--- start Data supplied ---

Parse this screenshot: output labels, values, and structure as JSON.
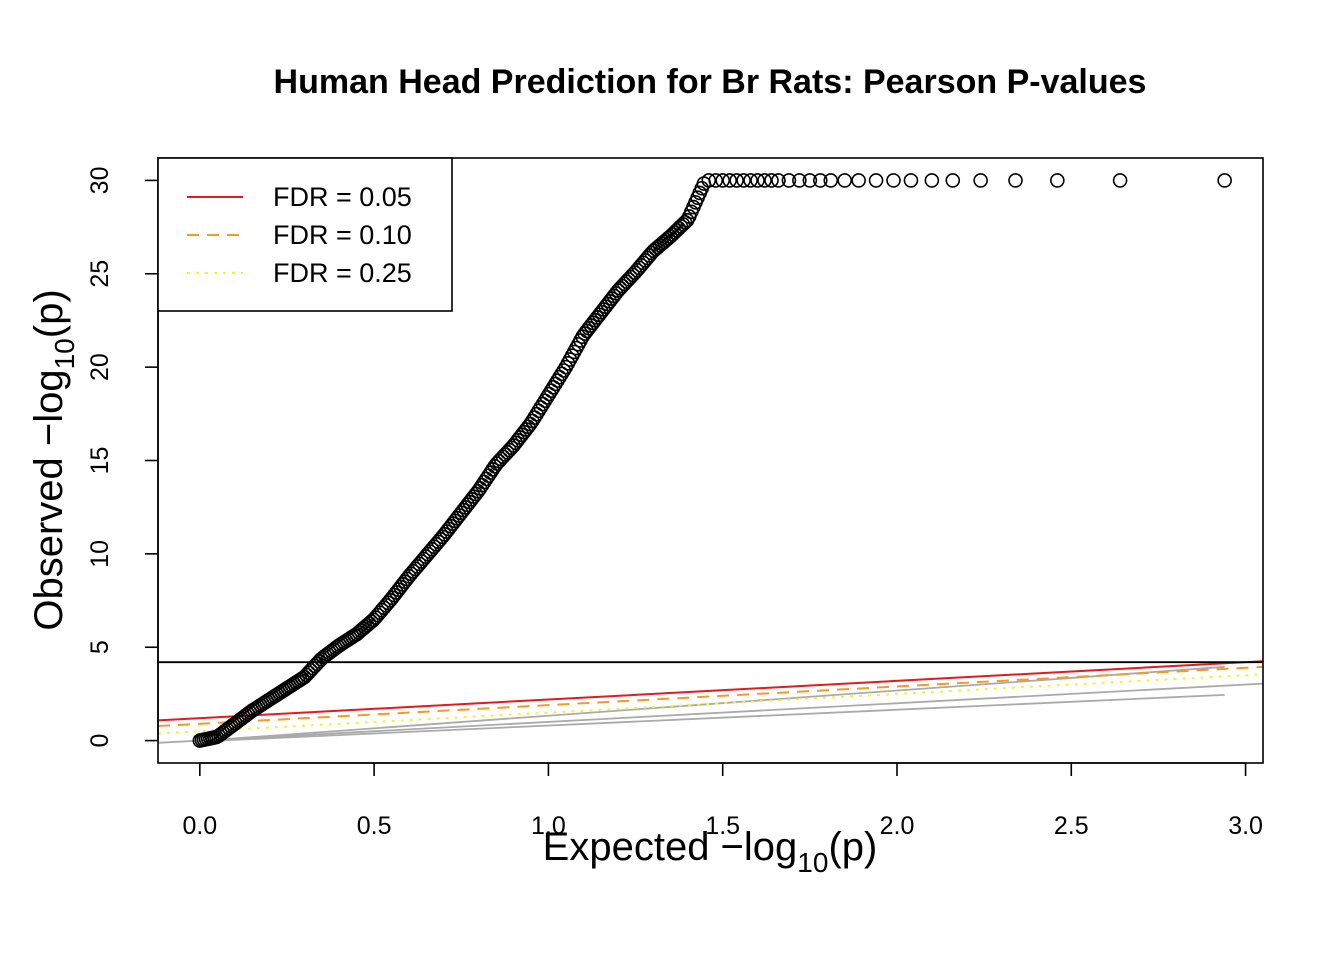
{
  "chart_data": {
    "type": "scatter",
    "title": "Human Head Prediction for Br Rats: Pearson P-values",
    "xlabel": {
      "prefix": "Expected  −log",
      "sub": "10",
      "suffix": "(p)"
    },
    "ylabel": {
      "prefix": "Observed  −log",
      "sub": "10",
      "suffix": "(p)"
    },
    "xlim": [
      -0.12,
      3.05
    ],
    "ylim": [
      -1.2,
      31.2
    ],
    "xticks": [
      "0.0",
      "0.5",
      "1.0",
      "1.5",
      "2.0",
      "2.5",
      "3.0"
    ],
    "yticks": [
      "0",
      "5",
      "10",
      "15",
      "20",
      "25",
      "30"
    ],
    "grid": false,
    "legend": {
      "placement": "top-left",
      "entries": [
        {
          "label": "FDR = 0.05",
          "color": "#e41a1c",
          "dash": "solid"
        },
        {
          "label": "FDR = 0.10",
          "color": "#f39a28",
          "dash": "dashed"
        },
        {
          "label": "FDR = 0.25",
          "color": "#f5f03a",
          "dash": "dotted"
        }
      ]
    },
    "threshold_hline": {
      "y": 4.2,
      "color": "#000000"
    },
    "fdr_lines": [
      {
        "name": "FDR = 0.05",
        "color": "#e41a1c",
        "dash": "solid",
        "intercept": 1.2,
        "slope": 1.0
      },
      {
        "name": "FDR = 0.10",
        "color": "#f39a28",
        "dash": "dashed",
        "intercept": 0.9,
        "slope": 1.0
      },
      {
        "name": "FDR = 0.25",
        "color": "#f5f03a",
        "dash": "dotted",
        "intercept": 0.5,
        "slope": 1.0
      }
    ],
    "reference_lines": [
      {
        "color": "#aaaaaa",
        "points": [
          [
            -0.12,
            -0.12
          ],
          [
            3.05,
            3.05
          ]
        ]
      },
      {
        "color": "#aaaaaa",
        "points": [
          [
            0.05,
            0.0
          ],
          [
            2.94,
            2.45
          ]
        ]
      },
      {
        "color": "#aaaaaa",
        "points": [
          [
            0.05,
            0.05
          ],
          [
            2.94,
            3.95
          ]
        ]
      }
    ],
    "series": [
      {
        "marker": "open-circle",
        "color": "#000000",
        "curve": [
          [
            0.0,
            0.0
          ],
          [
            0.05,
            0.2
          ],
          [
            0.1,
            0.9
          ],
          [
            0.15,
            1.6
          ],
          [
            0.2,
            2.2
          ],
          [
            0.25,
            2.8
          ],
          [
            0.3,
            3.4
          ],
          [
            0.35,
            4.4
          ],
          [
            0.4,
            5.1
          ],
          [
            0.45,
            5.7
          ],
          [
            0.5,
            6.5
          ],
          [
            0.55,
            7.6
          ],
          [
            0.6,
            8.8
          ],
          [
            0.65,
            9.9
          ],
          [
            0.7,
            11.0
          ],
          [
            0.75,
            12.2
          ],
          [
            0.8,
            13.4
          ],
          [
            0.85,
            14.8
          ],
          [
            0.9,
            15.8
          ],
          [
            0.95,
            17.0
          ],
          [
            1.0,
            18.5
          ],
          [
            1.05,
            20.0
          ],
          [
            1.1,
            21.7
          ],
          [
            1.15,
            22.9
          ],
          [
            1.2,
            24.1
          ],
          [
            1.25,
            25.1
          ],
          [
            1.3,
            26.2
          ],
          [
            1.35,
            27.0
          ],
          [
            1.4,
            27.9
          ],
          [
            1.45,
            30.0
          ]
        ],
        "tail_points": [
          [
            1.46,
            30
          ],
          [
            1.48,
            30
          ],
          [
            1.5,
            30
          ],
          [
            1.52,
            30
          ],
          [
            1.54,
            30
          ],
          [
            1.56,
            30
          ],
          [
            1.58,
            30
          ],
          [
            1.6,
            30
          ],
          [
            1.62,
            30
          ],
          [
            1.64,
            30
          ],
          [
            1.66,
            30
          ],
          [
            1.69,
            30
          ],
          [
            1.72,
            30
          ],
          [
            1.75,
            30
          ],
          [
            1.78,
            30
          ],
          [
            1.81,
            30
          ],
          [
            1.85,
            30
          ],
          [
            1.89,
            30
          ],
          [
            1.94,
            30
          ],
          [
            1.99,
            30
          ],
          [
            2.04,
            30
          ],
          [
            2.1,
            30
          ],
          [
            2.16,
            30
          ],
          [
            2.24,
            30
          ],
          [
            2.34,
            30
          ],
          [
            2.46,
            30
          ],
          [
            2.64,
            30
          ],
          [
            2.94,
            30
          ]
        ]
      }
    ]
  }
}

--- end Data supplied ---

Your objective – How many lines of the data hold the string "dash"? Reply with the number alone.

The completed task – 6